>> Begin

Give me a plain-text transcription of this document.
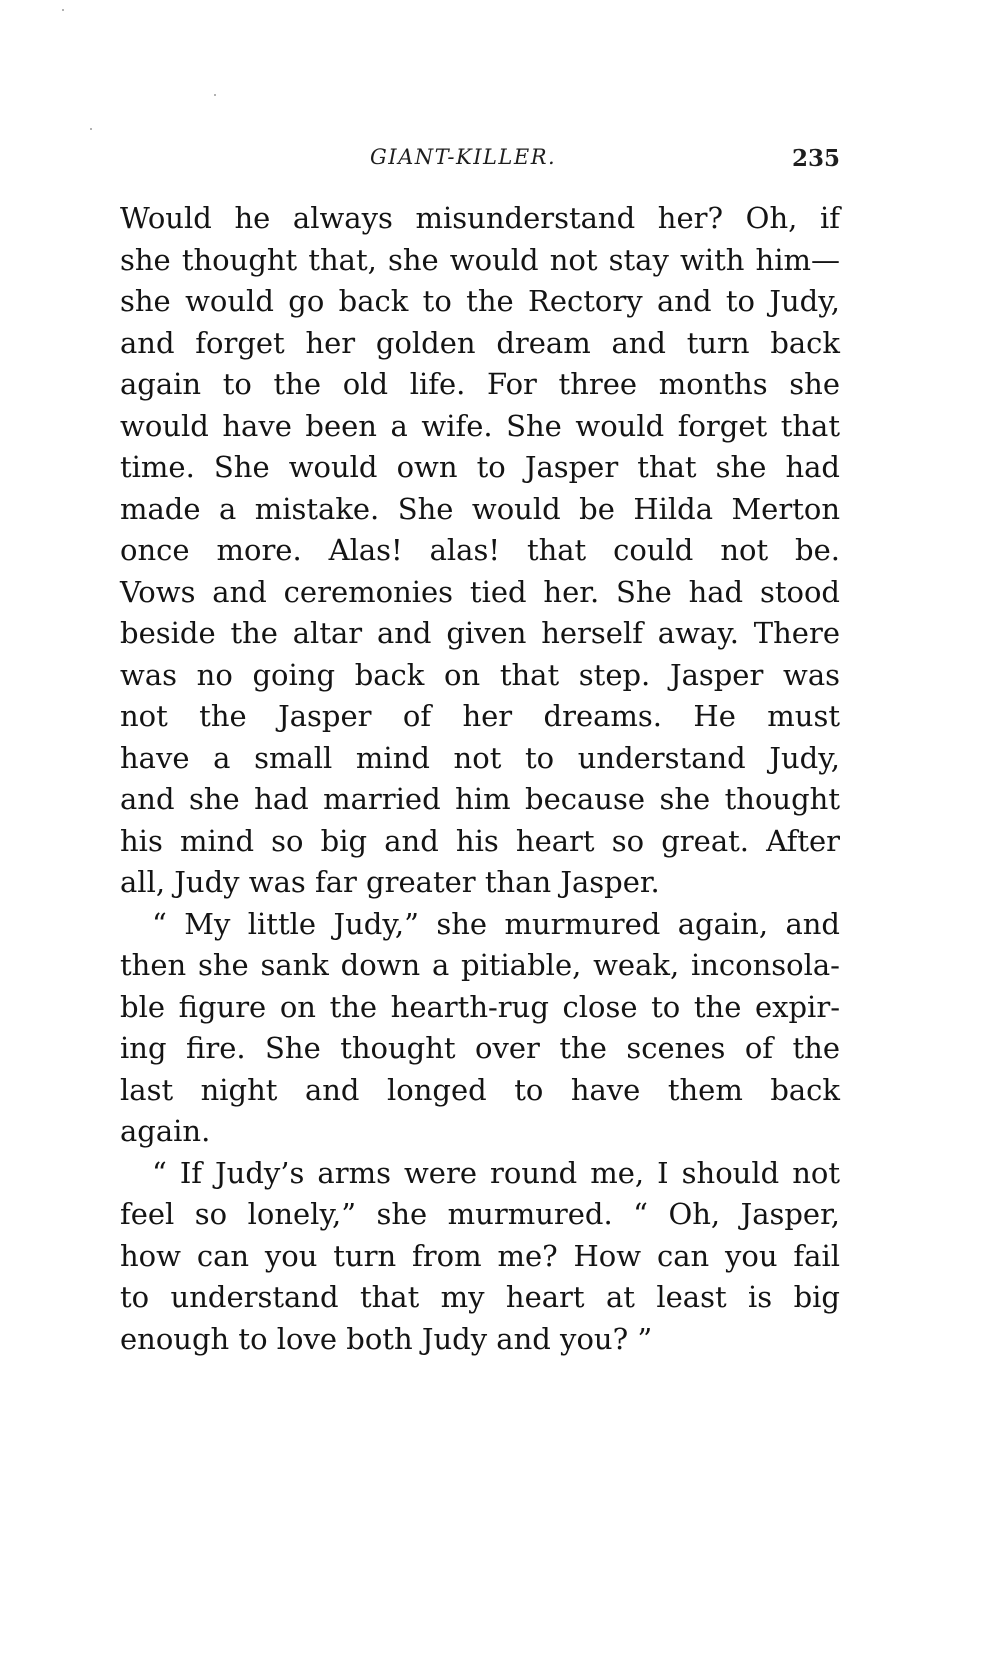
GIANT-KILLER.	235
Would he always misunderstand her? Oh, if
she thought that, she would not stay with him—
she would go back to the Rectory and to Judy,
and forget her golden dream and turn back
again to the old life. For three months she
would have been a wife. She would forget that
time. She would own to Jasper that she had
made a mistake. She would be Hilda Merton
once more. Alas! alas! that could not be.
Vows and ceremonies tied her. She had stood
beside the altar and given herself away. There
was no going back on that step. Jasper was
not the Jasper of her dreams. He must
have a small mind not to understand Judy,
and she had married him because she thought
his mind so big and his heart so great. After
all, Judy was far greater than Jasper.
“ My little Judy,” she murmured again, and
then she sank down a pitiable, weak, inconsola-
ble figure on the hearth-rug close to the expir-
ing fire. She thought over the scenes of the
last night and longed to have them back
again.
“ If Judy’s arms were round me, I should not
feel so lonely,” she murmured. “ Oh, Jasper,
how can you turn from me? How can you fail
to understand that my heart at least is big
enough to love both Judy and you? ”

>> End
>> Begin

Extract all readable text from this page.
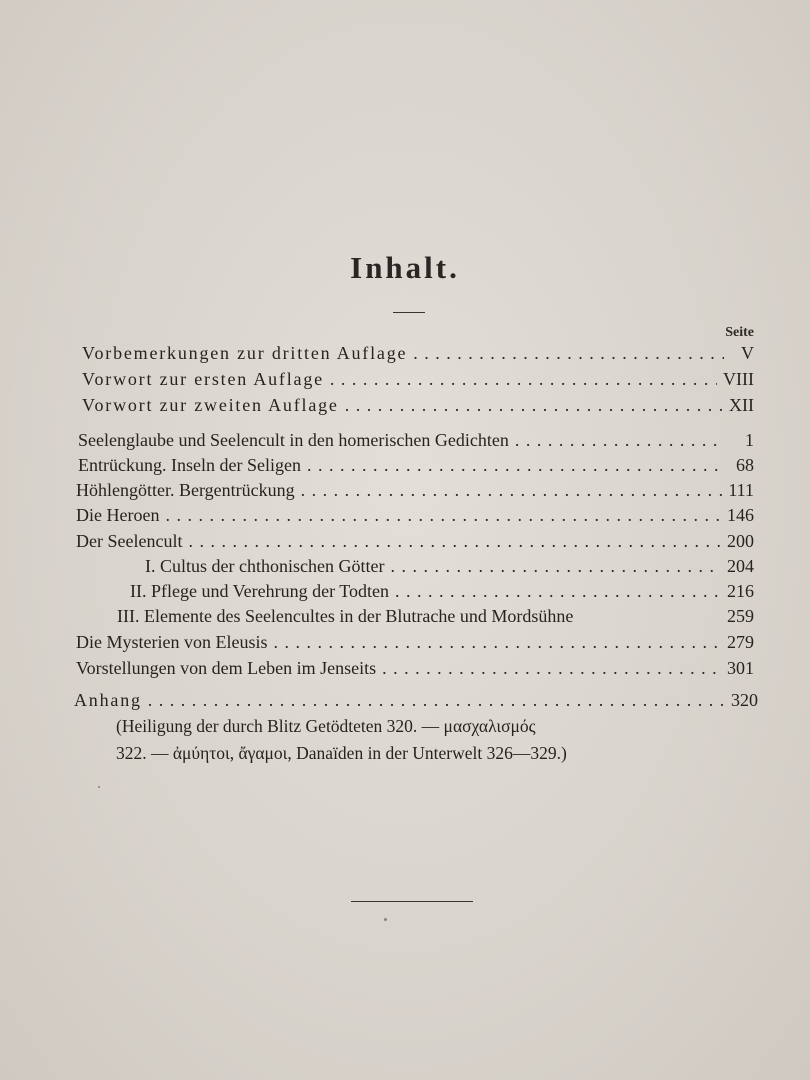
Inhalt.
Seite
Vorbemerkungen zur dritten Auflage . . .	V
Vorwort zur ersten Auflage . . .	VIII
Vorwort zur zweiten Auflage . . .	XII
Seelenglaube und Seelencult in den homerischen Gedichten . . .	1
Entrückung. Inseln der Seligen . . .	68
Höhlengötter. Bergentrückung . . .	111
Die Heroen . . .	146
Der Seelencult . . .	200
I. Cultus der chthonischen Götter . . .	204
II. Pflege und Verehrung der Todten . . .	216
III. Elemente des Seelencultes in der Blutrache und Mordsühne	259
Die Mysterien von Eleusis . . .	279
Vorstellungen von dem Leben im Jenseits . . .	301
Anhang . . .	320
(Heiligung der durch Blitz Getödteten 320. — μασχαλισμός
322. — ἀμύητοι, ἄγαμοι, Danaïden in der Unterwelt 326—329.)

>> End

#### [What needs to be done]
Among the records above, find each line holding the string "mind" and pull it out.

#### [Solution to this problem]
have a small mind not to understand Judy,
his mind so big and his heart so great. After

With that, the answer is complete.